> [Challenge]: Copy out all the lines exactly. Omit pictures.

> [Dataset excerpt]:
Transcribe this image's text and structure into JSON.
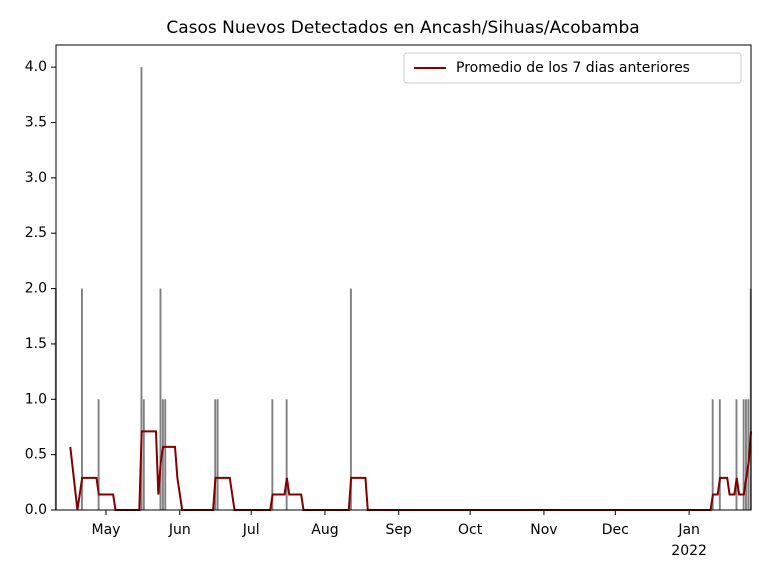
{
  "chart_data": {
    "type": "bar_line",
    "title": "Casos Nuevos Detectados en Ancash/Sihuas/Acobamba",
    "xlim": [
      0,
      292
    ],
    "xticks": [
      {
        "value": 21,
        "label": "May"
      },
      {
        "value": 52,
        "label": "Jun"
      },
      {
        "value": 82,
        "label": "Jul"
      },
      {
        "value": 113,
        "label": "Aug"
      },
      {
        "value": 144,
        "label": "Sep"
      },
      {
        "value": 174,
        "label": "Oct"
      },
      {
        "value": 205,
        "label": "Nov"
      },
      {
        "value": 235,
        "label": "Dec"
      },
      {
        "value": 266,
        "label": "Jan"
      }
    ],
    "x_year_label": "2022",
    "ylim": [
      0,
      4.2
    ],
    "yticks": [
      {
        "value": 0,
        "label": "0.0"
      },
      0.5,
      {
        "value": 1,
        "label": "1.0"
      },
      1.5,
      {
        "value": 2,
        "label": "2.0"
      },
      2.5,
      {
        "value": 3,
        "label": "3.0"
      },
      3.5,
      {
        "value": 4,
        "label": "4.0"
      }
    ],
    "bars": {
      "color": "#808080",
      "x": [
        0,
        11,
        18,
        36,
        37,
        44,
        45,
        46,
        67,
        68,
        91,
        97,
        124,
        276,
        279,
        286,
        289,
        290,
        291,
        292
      ],
      "values": [
        2,
        2,
        1,
        4,
        1,
        2,
        1,
        1,
        1,
        1,
        1,
        1,
        2,
        1,
        1,
        1,
        1,
        1,
        1,
        2
      ]
    },
    "series": [
      {
        "name": "Promedio de los 7 dias anteriores",
        "color": "#800000",
        "x": [
          6,
          9,
          11,
          17,
          18,
          24,
          25,
          35,
          36,
          42,
          43,
          44,
          45,
          50,
          51,
          53,
          66,
          67,
          73,
          75,
          90,
          91,
          96,
          97,
          98,
          103,
          104,
          123,
          124,
          130,
          131,
          275,
          276,
          278,
          279,
          282,
          283,
          285,
          286,
          287,
          289,
          290,
          291,
          292
        ],
        "values": [
          0.57,
          0,
          0.29,
          0.29,
          0.14,
          0.14,
          0,
          0,
          0.71,
          0.71,
          0.14,
          0.43,
          0.57,
          0.57,
          0.29,
          0,
          0,
          0.29,
          0.29,
          0,
          0,
          0.14,
          0.14,
          0.29,
          0.14,
          0.14,
          0,
          0,
          0.29,
          0.29,
          0,
          0,
          0.14,
          0.14,
          0.29,
          0.29,
          0.14,
          0.14,
          0.29,
          0.14,
          0.14,
          0.29,
          0.43,
          0.71
        ]
      }
    ],
    "legend": "upper right"
  }
}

> [Task answer]:
Transcribe this image's text and structure into JSON.
{
  "chart_data": {
    "type": "bar_line",
    "title": "Casos Nuevos Detectados en Ancash/Sihuas/Acobamba",
    "xlim": [
      0,
      292
    ],
    "xticks": [
      {
        "value": 21,
        "label": "May"
      },
      {
        "value": 52,
        "label": "Jun"
      },
      {
        "value": 82,
        "label": "Jul"
      },
      {
        "value": 113,
        "label": "Aug"
      },
      {
        "value": 144,
        "label": "Sep"
      },
      {
        "value": 174,
        "label": "Oct"
      },
      {
        "value": 205,
        "label": "Nov"
      },
      {
        "value": 235,
        "label": "Dec"
      },
      {
        "value": 266,
        "label": "Jan"
      }
    ],
    "x_year_label": "2022",
    "ylim": [
      0,
      4.2
    ],
    "yticks": [
      {
        "value": 0,
        "label": "0.0"
      },
      0.5,
      {
        "value": 1,
        "label": "1.0"
      },
      1.5,
      {
        "value": 2,
        "label": "2.0"
      },
      2.5,
      {
        "value": 3,
        "label": "3.0"
      },
      3.5,
      {
        "value": 4,
        "label": "4.0"
      }
    ],
    "bars": {
      "color": "#808080",
      "x": [
        0,
        11,
        18,
        36,
        37,
        44,
        45,
        46,
        67,
        68,
        91,
        97,
        124,
        276,
        279,
        286,
        289,
        290,
        291,
        292
      ],
      "values": [
        2,
        2,
        1,
        4,
        1,
        2,
        1,
        1,
        1,
        1,
        1,
        1,
        2,
        1,
        1,
        1,
        1,
        1,
        1,
        2
      ]
    },
    "series": [
      {
        "name": "Promedio de los 7 dias anteriores",
        "color": "#800000",
        "x": [
          6,
          9,
          11,
          17,
          18,
          24,
          25,
          35,
          36,
          42,
          43,
          44,
          45,
          50,
          51,
          53,
          66,
          67,
          73,
          75,
          90,
          91,
          96,
          97,
          98,
          103,
          104,
          123,
          124,
          130,
          131,
          275,
          276,
          278,
          279,
          282,
          283,
          285,
          286,
          287,
          289,
          290,
          291,
          292
        ],
        "values": [
          0.57,
          0,
          0.29,
          0.29,
          0.14,
          0.14,
          0,
          0,
          0.71,
          0.71,
          0.14,
          0.43,
          0.57,
          0.57,
          0.29,
          0,
          0,
          0.29,
          0.29,
          0,
          0,
          0.14,
          0.14,
          0.29,
          0.14,
          0.14,
          0,
          0,
          0.29,
          0.29,
          0,
          0,
          0.14,
          0.14,
          0.29,
          0.29,
          0.14,
          0.14,
          0.29,
          0.14,
          0.14,
          0.29,
          0.43,
          0.71
        ]
      }
    ],
    "legend": "upper right"
  }
}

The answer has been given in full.